Copy all records verbatim.
-- Start of Material supplied --
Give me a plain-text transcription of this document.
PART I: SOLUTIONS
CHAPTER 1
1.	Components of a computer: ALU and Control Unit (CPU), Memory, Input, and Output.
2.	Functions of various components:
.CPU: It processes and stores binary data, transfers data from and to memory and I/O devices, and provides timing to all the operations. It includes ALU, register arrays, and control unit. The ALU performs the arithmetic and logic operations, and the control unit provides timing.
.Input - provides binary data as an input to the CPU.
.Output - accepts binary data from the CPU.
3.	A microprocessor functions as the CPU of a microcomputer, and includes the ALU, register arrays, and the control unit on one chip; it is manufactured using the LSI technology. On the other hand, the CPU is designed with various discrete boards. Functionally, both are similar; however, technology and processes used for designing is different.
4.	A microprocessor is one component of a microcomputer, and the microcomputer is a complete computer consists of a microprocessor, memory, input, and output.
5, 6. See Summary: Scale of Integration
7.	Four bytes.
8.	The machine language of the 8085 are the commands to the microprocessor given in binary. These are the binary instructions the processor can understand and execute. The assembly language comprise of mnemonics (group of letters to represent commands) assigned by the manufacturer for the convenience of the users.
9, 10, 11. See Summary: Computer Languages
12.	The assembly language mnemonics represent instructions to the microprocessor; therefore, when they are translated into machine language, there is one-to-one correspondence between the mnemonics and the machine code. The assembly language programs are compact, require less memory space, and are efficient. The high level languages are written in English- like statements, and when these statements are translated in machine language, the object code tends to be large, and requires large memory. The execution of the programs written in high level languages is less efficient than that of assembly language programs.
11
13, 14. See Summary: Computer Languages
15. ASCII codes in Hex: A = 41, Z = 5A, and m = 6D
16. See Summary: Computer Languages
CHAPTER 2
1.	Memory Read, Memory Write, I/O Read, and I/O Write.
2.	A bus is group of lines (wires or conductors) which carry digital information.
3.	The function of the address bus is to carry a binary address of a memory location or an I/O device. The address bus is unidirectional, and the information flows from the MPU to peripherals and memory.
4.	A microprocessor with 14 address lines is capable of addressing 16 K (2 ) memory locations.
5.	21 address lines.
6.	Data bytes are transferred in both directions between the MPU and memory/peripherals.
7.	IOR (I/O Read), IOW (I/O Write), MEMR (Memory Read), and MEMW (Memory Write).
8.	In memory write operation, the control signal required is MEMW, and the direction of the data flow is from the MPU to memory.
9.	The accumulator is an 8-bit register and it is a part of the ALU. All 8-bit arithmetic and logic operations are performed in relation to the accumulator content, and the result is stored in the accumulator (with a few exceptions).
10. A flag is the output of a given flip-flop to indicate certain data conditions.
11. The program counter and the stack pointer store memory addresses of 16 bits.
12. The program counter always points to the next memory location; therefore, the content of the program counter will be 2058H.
-- End of Material supplied --
Task response ::
Give me a plain-text transcription of this document.
PART I: SOLUTIONS
CHAPTER 1
1.	Components of a computer: ALU and Control Unit (CPU), Memory, Input, and Output.
2.	Functions of various components:
.CPU: It processes and stores binary data, transfers data from and to memory and I/O devices, and provides timing to all the operations. It includes ALU, register arrays, and control unit. The ALU performs the arithmetic and logic operations, and the control unit provides timing.
.Input - provides binary data as an input to the CPU.
.Output - accepts binary data from the CPU.
3.	A microprocessor functions as the CPU of a microcomputer, and includes the ALU, register arrays, and the control unit on one chip; it is manufactured using the LSI technology. On the other hand, the CPU is designed with various discrete boards. Functionally, both are similar; however, technology and processes used for designing is different.
4.	A microprocessor is one component of a microcomputer, and the microcomputer is a complete computer consists of a microprocessor, memory, input, and output.
5, 6. See Summary: Scale of Integration
7.	Four bytes.
8.	The machine language of the 8085 are the commands to the microprocessor given in binary. These are the binary instructions the processor can understand and execute. The assembly language comprise of mnemonics (group of letters to represent commands) assigned by the manufacturer for the convenience of the users.
9, 10, 11. See Summary: Computer Languages
12.	The assembly language mnemonics represent instructions to the microprocessor; therefore, when they are translated into machine language, there is one-to-one correspondence between the mnemonics and the machine code. The assembly language programs are compact, require less memory space, and are efficient. The high level languages are written in English- like statements, and when these statements are translated in machine language, the object code tends to be large, and requires large memory. The execution of the programs written in high level languages is less efficient than that of assembly language programs.
11
13, 14. See Summary: Computer Languages
15. ASCII codes in Hex: A = 41, Z = 5A, and m = 6D
16. See Summary: Computer Languages
CHAPTER 2
1.	Memory Read, Memory Write, I/O Read, and I/O Write.
2.	A bus is group of lines (wires or conductors) which carry digital information.
3.	The function of the address bus is to carry a binary address of a memory location or an I/O device. The address bus is unidirectional, and the information flows from the MPU to peripherals and memory.
4.	A microprocessor with 14 address lines is capable of addressing 16 K (2 ) memory locations.
5.	21 address lines.
6.	Data bytes are transferred in both directions between the MPU and memory/peripherals.
7.	IOR (I/O Read), IOW (I/O Write), MEMR (Memory Read), and MEMW (Memory Write).
8.	In memory write operation, the control signal required is MEMW, and the direction of the data flow is from the MPU to memory.
9.	The accumulator is an 8-bit register and it is a part of the ALU. All 8-bit arithmetic and logic operations are performed in relation to the accumulator content, and the result is stored in the accumulator (with a few exceptions).
10. A flag is the output of a given flip-flop to indicate certain data conditions.
11. The program counter and the stack pointer store memory addresses of 16 bits.
12. The program counter always points to the next memory location; therefore, the content of the program counter will be 2058H.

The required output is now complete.